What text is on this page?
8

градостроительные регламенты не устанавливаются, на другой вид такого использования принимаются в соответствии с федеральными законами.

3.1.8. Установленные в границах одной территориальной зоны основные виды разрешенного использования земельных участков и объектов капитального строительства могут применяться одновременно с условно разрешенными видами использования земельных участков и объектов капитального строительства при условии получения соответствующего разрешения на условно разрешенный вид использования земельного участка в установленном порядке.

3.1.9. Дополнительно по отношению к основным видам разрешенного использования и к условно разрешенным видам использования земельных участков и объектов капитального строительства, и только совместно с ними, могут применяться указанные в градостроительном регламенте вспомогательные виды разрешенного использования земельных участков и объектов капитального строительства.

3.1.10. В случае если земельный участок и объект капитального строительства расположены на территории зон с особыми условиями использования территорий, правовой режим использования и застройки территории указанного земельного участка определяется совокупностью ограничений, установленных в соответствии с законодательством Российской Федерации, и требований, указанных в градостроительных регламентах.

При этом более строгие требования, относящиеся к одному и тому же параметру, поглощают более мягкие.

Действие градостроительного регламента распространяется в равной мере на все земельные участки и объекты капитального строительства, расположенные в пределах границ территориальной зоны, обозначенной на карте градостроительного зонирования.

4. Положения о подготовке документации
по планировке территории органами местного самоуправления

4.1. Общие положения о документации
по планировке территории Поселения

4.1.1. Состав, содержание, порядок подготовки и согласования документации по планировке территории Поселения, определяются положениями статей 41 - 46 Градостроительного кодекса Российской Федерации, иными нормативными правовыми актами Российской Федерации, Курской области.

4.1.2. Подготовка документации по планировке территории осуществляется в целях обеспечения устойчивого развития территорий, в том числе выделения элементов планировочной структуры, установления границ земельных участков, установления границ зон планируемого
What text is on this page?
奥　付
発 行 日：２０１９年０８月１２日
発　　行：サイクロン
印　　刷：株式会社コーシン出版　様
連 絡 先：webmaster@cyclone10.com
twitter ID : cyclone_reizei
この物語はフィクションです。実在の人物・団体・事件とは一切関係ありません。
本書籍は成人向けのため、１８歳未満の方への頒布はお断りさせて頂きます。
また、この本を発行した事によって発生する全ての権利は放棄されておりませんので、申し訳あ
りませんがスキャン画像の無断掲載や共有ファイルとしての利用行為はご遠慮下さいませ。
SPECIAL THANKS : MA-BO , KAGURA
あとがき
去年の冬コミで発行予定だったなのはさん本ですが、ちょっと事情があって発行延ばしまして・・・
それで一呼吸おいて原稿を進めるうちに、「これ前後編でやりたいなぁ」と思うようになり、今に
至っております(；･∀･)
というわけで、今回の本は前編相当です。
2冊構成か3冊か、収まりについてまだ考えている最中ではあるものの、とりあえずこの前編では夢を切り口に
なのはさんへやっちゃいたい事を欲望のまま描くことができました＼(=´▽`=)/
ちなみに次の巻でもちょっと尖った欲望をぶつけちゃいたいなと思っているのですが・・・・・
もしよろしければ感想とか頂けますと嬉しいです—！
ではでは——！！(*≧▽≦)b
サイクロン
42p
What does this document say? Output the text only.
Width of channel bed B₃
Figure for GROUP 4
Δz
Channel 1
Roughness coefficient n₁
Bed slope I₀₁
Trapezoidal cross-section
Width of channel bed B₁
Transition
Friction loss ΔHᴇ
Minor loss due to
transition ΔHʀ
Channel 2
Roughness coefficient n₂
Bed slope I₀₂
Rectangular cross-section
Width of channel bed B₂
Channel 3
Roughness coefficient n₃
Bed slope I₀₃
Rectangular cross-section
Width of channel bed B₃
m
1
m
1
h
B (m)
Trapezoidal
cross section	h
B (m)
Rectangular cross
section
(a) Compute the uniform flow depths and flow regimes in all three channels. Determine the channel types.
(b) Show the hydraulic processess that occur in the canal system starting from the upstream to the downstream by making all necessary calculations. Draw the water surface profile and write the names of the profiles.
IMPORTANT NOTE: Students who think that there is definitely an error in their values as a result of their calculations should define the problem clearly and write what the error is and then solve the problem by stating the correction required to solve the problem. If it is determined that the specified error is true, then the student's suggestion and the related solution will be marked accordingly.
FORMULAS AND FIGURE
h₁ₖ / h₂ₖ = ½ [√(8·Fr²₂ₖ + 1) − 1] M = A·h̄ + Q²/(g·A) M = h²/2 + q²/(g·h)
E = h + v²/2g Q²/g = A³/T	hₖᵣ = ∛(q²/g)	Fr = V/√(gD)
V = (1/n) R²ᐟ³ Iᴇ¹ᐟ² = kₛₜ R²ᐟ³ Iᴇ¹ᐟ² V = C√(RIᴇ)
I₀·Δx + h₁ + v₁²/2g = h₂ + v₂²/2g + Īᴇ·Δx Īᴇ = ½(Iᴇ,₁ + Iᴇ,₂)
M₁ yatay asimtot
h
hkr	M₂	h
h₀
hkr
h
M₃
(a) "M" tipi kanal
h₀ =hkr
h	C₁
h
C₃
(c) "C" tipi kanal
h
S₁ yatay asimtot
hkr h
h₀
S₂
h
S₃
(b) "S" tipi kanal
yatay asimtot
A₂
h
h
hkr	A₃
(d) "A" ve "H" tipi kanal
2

========================================

- Set task -
Write only the number of lines that include "Roughness".

- Reply -
3